— Start —

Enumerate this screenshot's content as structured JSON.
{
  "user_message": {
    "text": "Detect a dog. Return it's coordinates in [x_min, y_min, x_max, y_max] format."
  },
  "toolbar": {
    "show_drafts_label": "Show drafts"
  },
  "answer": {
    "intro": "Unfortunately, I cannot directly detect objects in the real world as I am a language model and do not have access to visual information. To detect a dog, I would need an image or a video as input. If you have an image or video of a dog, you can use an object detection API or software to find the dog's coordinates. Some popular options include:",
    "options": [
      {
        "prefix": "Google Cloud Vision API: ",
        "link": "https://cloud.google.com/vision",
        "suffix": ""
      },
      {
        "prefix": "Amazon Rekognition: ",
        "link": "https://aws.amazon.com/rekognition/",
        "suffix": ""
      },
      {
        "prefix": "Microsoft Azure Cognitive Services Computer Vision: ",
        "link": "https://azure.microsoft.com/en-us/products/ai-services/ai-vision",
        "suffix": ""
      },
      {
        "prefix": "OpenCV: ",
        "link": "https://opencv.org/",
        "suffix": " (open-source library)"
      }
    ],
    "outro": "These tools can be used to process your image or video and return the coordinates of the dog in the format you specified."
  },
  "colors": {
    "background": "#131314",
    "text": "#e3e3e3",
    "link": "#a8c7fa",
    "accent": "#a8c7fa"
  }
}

— End —

WHAT YOU ARE ASKED TO DO:
Print the complete listing again, exactly as it stands.

COMPLETE ANSWER:
Enumerate this screenshot's content as structured JSON.
{
  "user_message": {
    "text": "Detect a dog. Return it's coordinates in [x_min, y_min, x_max, y_max] format."
  },
  "toolbar": {
    "show_drafts_label": "Show drafts"
  },
  "answer": {
    "intro": "Unfortunately, I cannot directly detect objects in the real world as I am a language model and do not have access to visual information. To detect a dog, I would need an image or a video as input. If you have an image or video of a dog, you can use an object detection API or software to find the dog's coordinates. Some popular options include:",
    "options": [
      {
        "prefix": "Google Cloud Vision API: ",
        "link": "https://cloud.google.com/vision",
        "suffix": ""
      },
      {
        "prefix": "Amazon Rekognition: ",
        "link": "https://aws.amazon.com/rekognition/",
        "suffix": ""
      },
      {
        "prefix": "Microsoft Azure Cognitive Services Computer Vision: ",
        "link": "https://azure.microsoft.com/en-us/products/ai-services/ai-vision",
        "suffix": ""
      },
      {
        "prefix": "OpenCV: ",
        "link": "https://opencv.org/",
        "suffix": " (open-source library)"
      }
    ],
    "outro": "These tools can be used to process your image or video and return the coordinates of the dog in the format you specified."
  },
  "colors": {
    "background": "#131314",
    "text": "#e3e3e3",
    "link": "#a8c7fa",
    "accent": "#a8c7fa"
  }
}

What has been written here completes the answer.